Extracted records:

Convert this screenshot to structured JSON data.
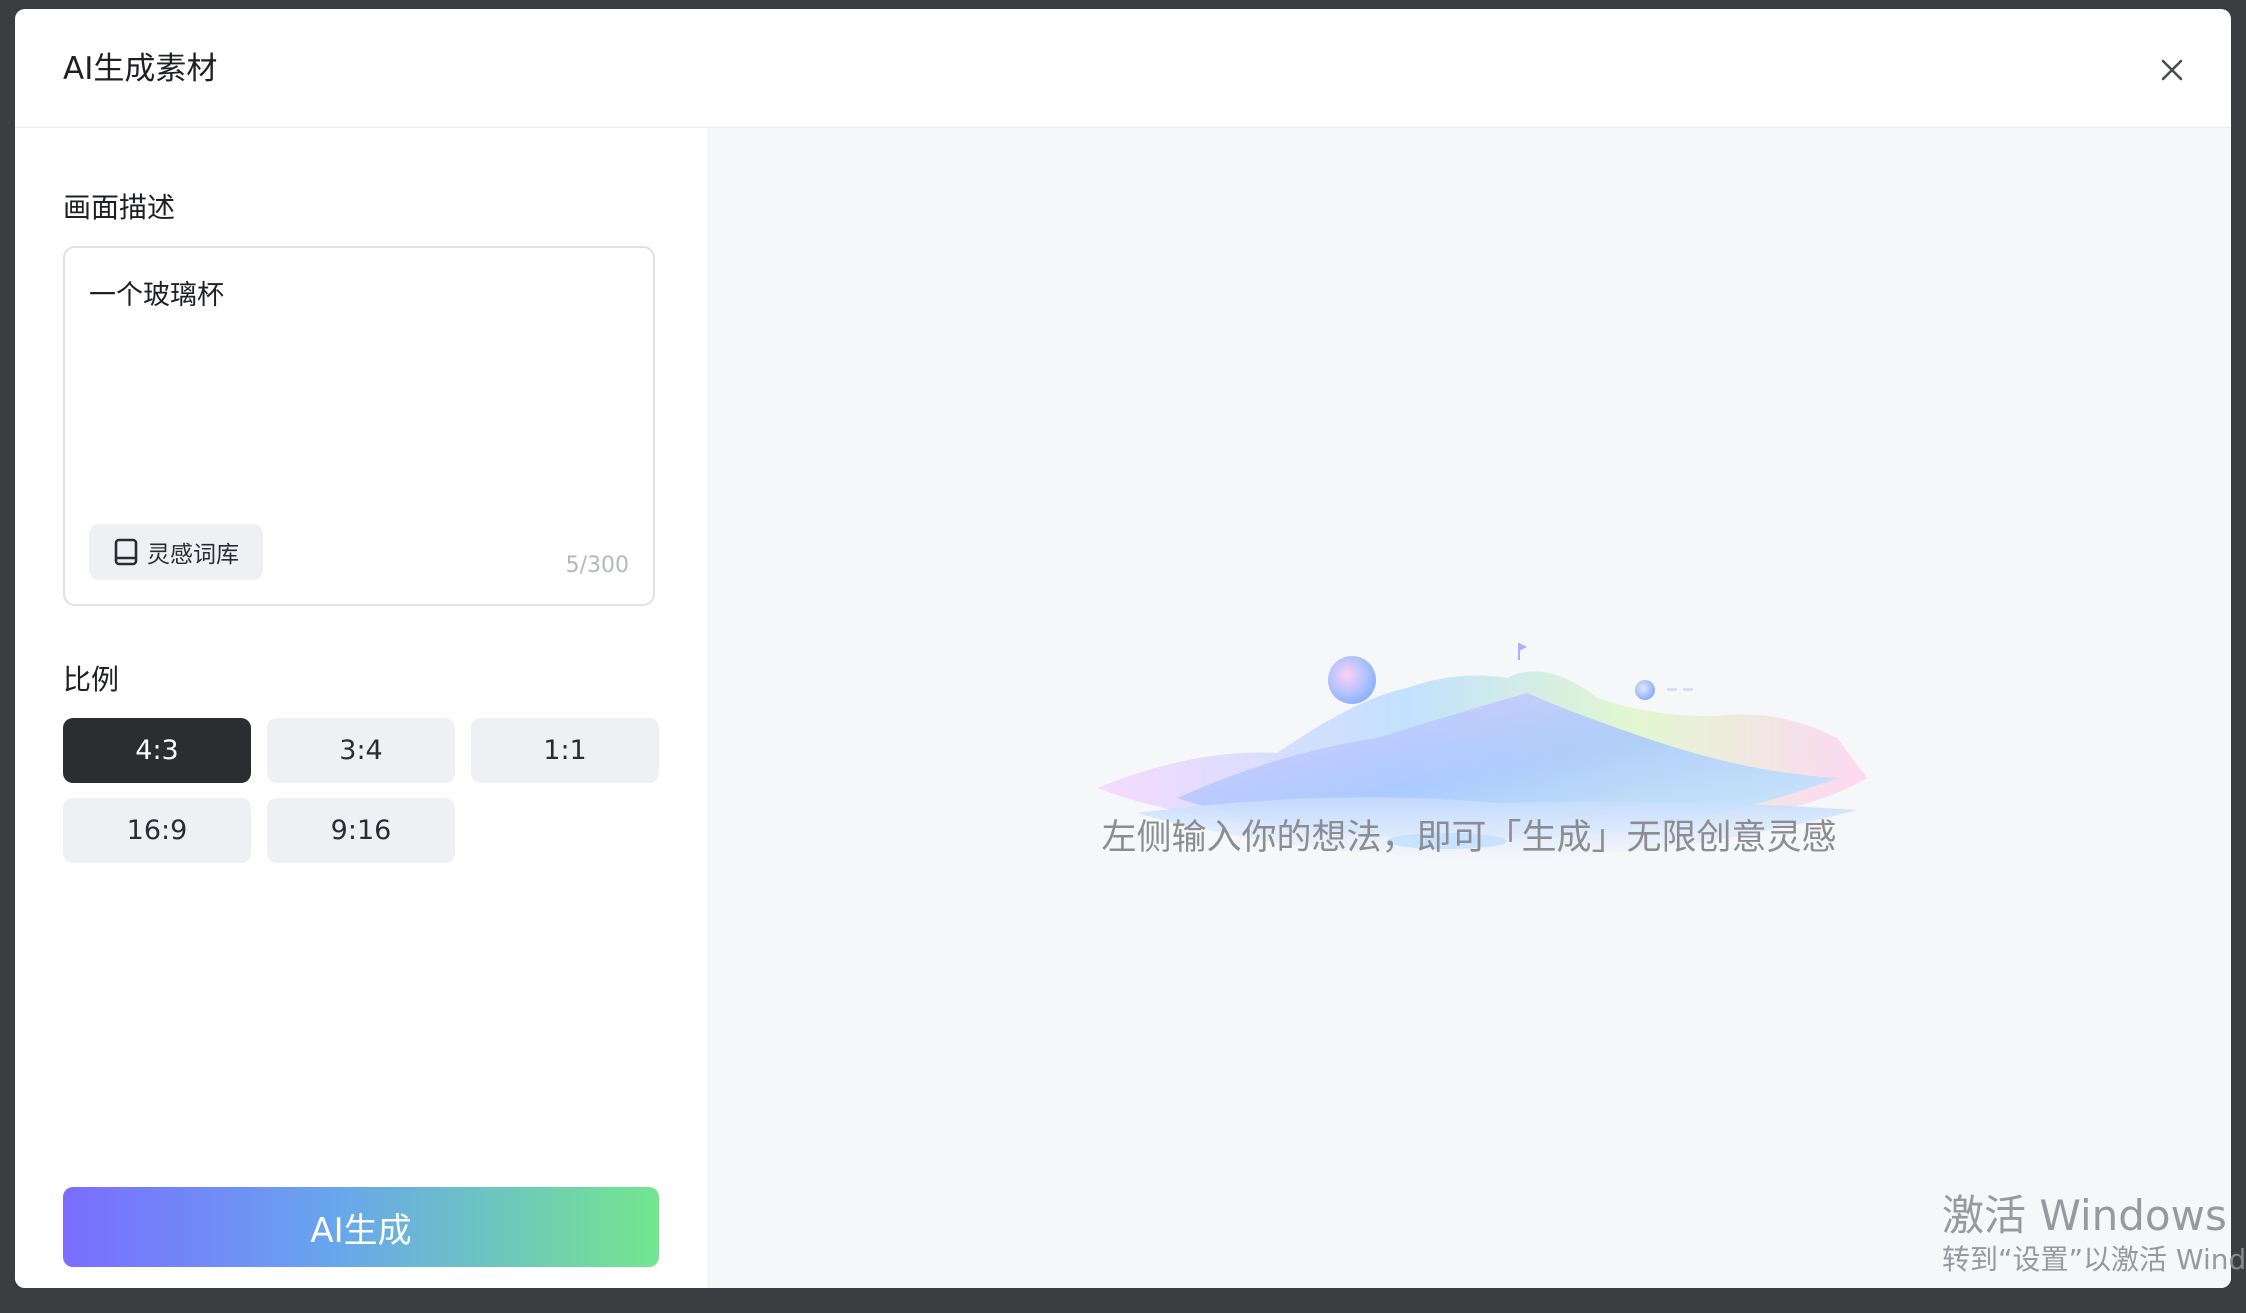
{
  "dialog": {
    "title": "AI生成素材",
    "close_icon": "close-icon"
  },
  "left": {
    "description_label": "画面描述",
    "description_value": "一个玻璃杯",
    "inspiration_button": {
      "label": "灵感词库",
      "icon": "book-icon"
    },
    "char_count": "5/300",
    "ratio_label": "比例",
    "ratios": [
      {
        "label": "4:3",
        "selected": true
      },
      {
        "label": "3:4",
        "selected": false
      },
      {
        "label": "1:1",
        "selected": false
      },
      {
        "label": "16:9",
        "selected": false
      },
      {
        "label": "9:16",
        "selected": false
      }
    ],
    "generate_button": "AI生成"
  },
  "right": {
    "empty_hint": "左侧输入你的想法，即可「生成」无限创意灵感"
  },
  "watermark": {
    "title": "激活 Windows",
    "subtitle": "转到“设置”以激活 Windo"
  },
  "colors": {
    "primary_dark": "#2b2d31",
    "gradient_start": "#7b6cff",
    "gradient_mid": "#68a5ee",
    "gradient_end": "#73e68f",
    "panel_bg": "#f6f7f9"
  }
}
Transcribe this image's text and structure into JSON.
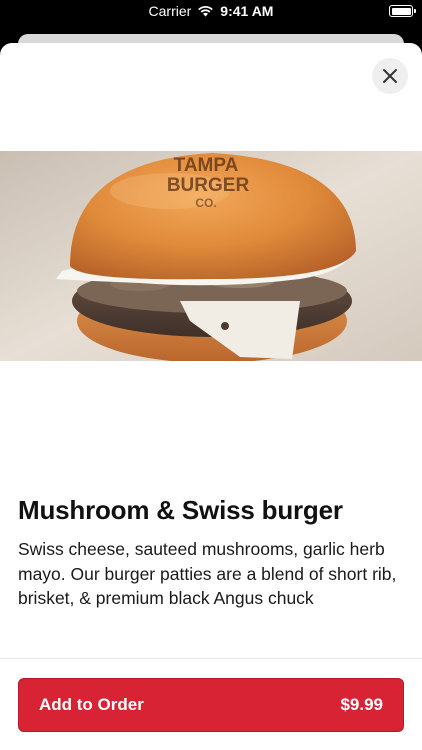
{
  "status_bar": {
    "carrier": "Carrier",
    "time": "9:41 AM"
  },
  "sheet": {
    "close_icon": "close-icon"
  },
  "item": {
    "image_description_icon": "burger-photo",
    "bun_text_line1": "TAMPA",
    "bun_text_line2": "BURGER",
    "bun_text_line3": "CO.",
    "title": "Mushroom & Swiss burger",
    "description": "Swiss cheese, sauteed mushrooms, garlic herb mayo. Our burger patties are a blend of short rib, brisket, & premium black Angus chuck"
  },
  "order_button": {
    "label": "Add to Order",
    "price": "$9.99"
  },
  "colors": {
    "accent": "#d72334",
    "sheet_background": "#ffffff",
    "status_bar_background": "#000000"
  }
}
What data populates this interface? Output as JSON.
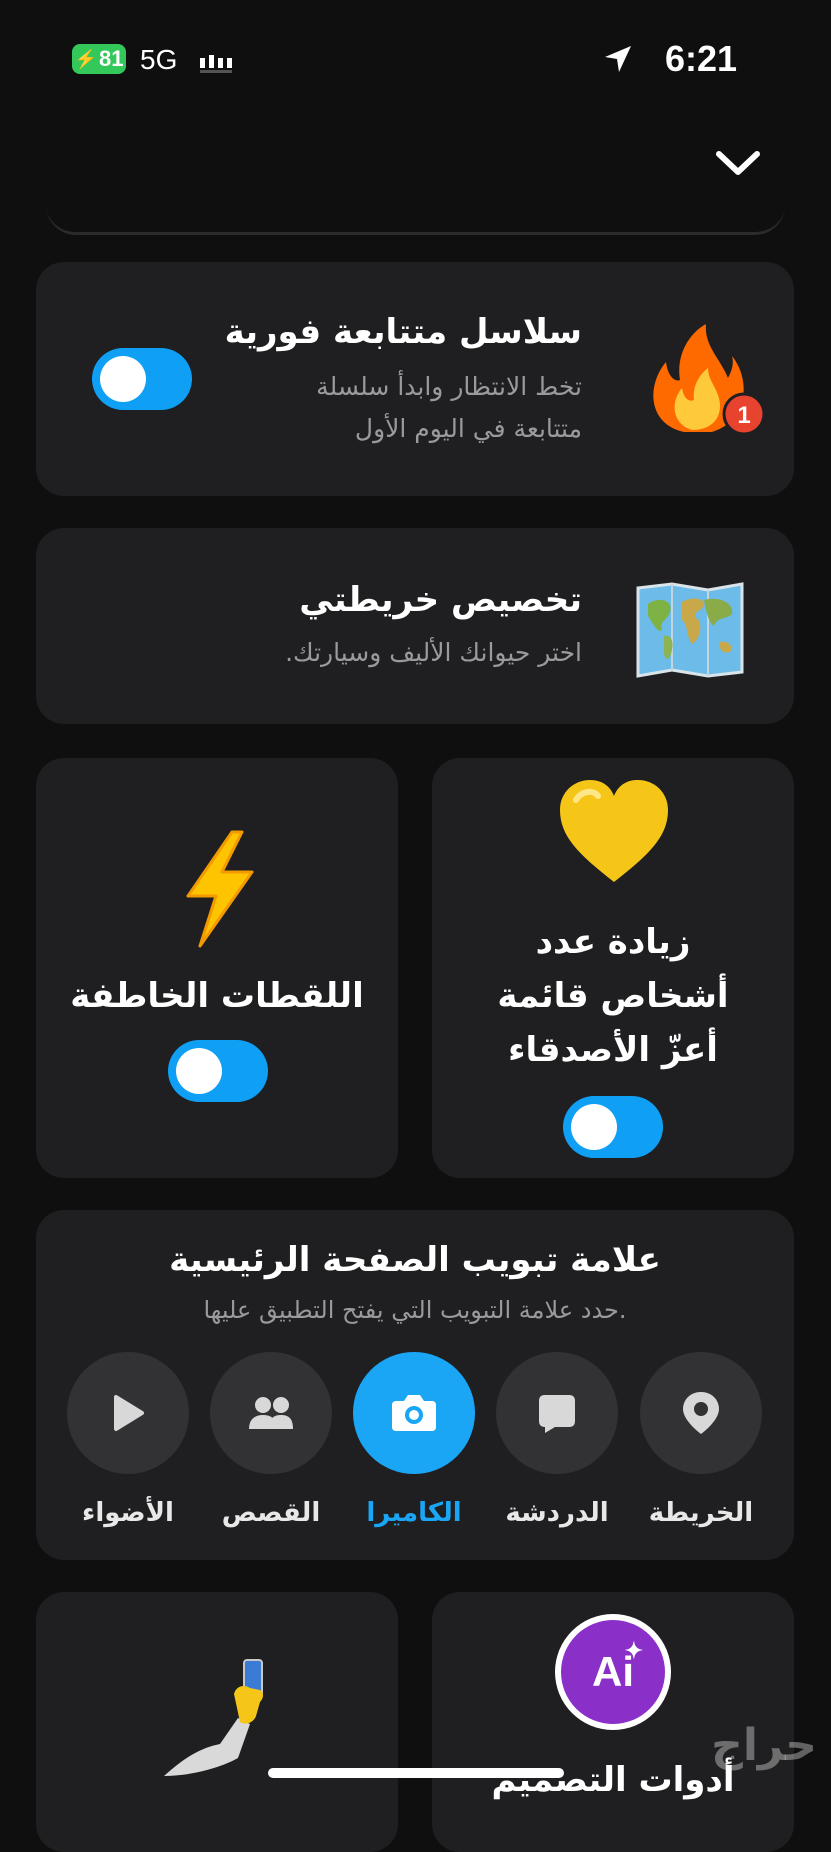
{
  "status": {
    "battery": "81",
    "network": "5G",
    "time": "6:21"
  },
  "streaks": {
    "title": "سلاسل متتابعة فورية",
    "desc_line1": "تخط الانتظار وابدأ سلسلة",
    "desc_line2": "متتابعة في اليوم الأول",
    "badge": "1",
    "toggle_on": true
  },
  "map": {
    "title": "تخصيص خريطتي",
    "desc": "اختر حيوانك الأليف وسيارتك."
  },
  "best_friends": {
    "line1": "زيادة عدد",
    "line2": "أشخاص قائمة",
    "line3": "أعزّ الأصدقاء",
    "toggle_on": true
  },
  "snaps": {
    "title": "اللقطات الخاطفة",
    "toggle_on": true
  },
  "home_tab": {
    "title": "علامة تبويب الصفحة الرئيسية",
    "desc": "حدد علامة التبويب التي يفتح التطبيق عليها.",
    "tabs": [
      {
        "label": "الخريطة",
        "icon": "map-pin-icon"
      },
      {
        "label": "الدردشة",
        "icon": "chat-icon"
      },
      {
        "label": "الكاميرا",
        "icon": "camera-icon",
        "active": true
      },
      {
        "label": "القصص",
        "icon": "people-icon"
      },
      {
        "label": "الأضواء",
        "icon": "play-icon"
      }
    ]
  },
  "bottom": {
    "ai_badge": "Ai",
    "design_tools": "أدوات التصميم"
  },
  "watermark": "حراج",
  "colors": {
    "accent": "#1aa6f5",
    "card": "#1f1f21",
    "background": "#0f0f10"
  }
}
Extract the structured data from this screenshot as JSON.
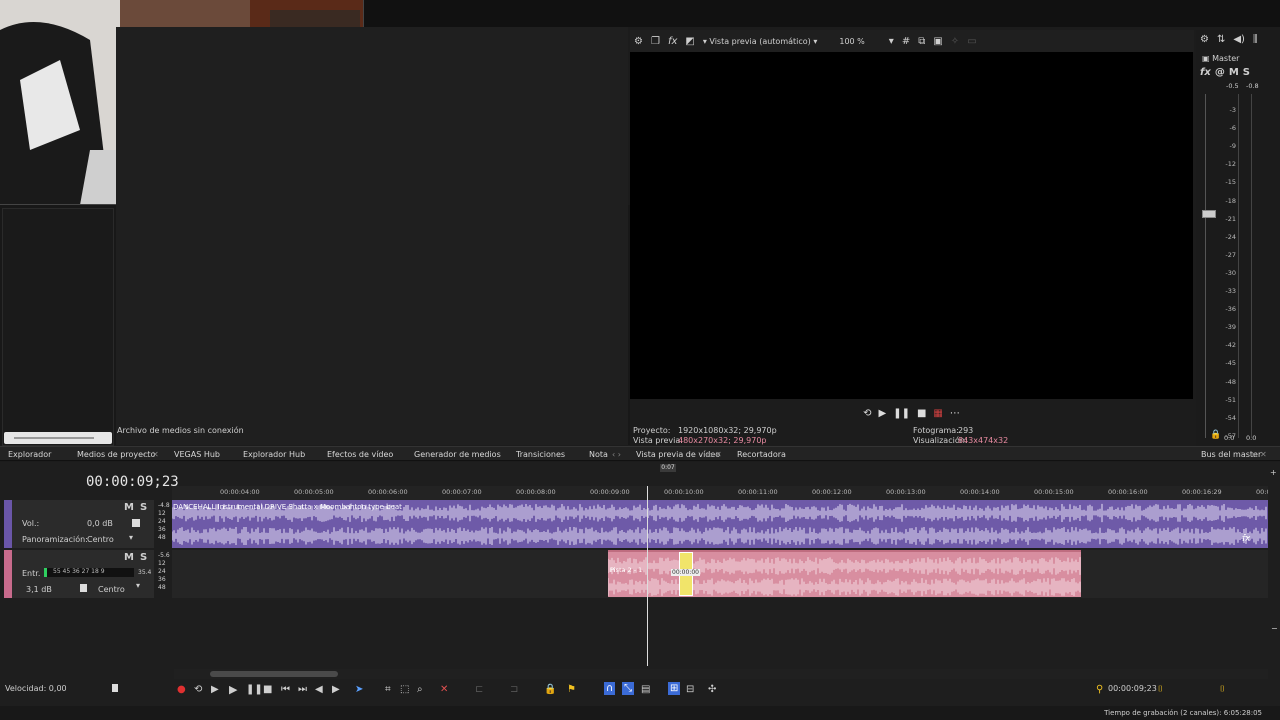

WHAT YOU SHOULD DO: The records above need to be restated word for word, with the pictures left out.

SOLUTION TO THIS PROBLEM:
Convert this screenshot to structured JSON data.
{
  "dialog": {
    "title": "AI生成素材",
    "close_icon": "close-icon"
  },
  "left": {
    "description_label": "画面描述",
    "description_value": "一个玻璃杯",
    "inspiration_button": {
      "label": "灵感词库",
      "icon": "book-icon"
    },
    "char_count": "5/300",
    "ratio_label": "比例",
    "ratios": [
      {
        "label": "4:3",
        "selected": true
      },
      {
        "label": "3:4",
        "selected": false
      },
      {
        "label": "1:1",
        "selected": false
      },
      {
        "label": "16:9",
        "selected": false
      },
      {
        "label": "9:16",
        "selected": false
      }
    ],
    "generate_button": "AI生成"
  },
  "right": {
    "empty_hint": "左侧输入你的想法，即可「生成」无限创意灵感"
  },
  "watermark": {
    "title": "激活 Windows",
    "subtitle": "转到“设置”以激活 Windo"
  },
  "colors": {
    "primary_dark": "#2b2d31",
    "gradient_start": "#7b6cff",
    "gradient_mid": "#68a5ee",
    "gradient_end": "#73e68f",
    "panel_bg": "#f6f7f9"
  }
}
Transcribe this image's text and structure into JSON.
{
  "status_bar": {
    "carrier": "Carrier",
    "time": "9:41 AM"
  },
  "sheet": {
    "close_icon": "close-icon"
  },
  "item": {
    "image_description_icon": "burger-photo",
    "bun_text_line1": "TAMPA",
    "bun_text_line2": "BURGER",
    "bun_text_line3": "CO.",
    "title": "Mushroom & Swiss burger",
    "description": "Swiss cheese, sauteed mushrooms, garlic herb mayo. Our burger patties are a blend of short rib, brisket, & premium black Angus chuck"
  },
  "order_button": {
    "label": "Add to Order",
    "price": "$9.99"
  },
  "colors": {
    "accent": "#d72334",
    "sheet_background": "#ffffff",
    "status_bar_background": "#000000"
  }
}
What data populates this interface? Output as JSON.
{
  "status": {
    "battery": "81",
    "network": "5G",
    "time": "6:21"
  },
  "streaks": {
    "title": "سلاسل متتابعة فورية",
    "desc_line1": "تخط الانتظار وابدأ سلسلة",
    "desc_line2": "متتابعة في اليوم الأول",
    "badge": "1",
    "toggle_on": true
  },
  "map": {
    "title": "تخصيص خريطتي",
    "desc": "اختر حيوانك الأليف وسيارتك."
  },
  "best_friends": {
    "line1": "زيادة عدد",
    "line2": "أشخاص قائمة",
    "line3": "أعزّ الأصدقاء",
    "toggle_on": true
  },
  "snaps": {
    "title": "اللقطات الخاطفة",
    "toggle_on": true
  },
  "home_tab": {
    "title": "علامة تبويب الصفحة الرئيسية",
    "desc": "حدد علامة التبويب التي يفتح التطبيق عليها.",
    "tabs": [
      {
        "label": "الخريطة",
        "icon": "map-pin-icon"
      },
      {
        "label": "الدردشة",
        "icon": "chat-icon"
      },
      {
        "label": "الكاميرا",
        "icon": "camera-icon",
        "active": true
      },
      {
        "label": "القصص",
        "icon": "people-icon"
      },
      {
        "label": "الأضواء",
        "icon": "play-icon"
      }
    ]
  },
  "bottom": {
    "ai_badge": "Ai",
    "design_tools": "أدوات التصميم"
  },
  "watermark": "حراج",
  "colors": {
    "accent": "#1aa6f5",
    "card": "#1f1f21",
    "background": "#0f0f10"
  }
}
Extract the structured data from this screenshot as JSON.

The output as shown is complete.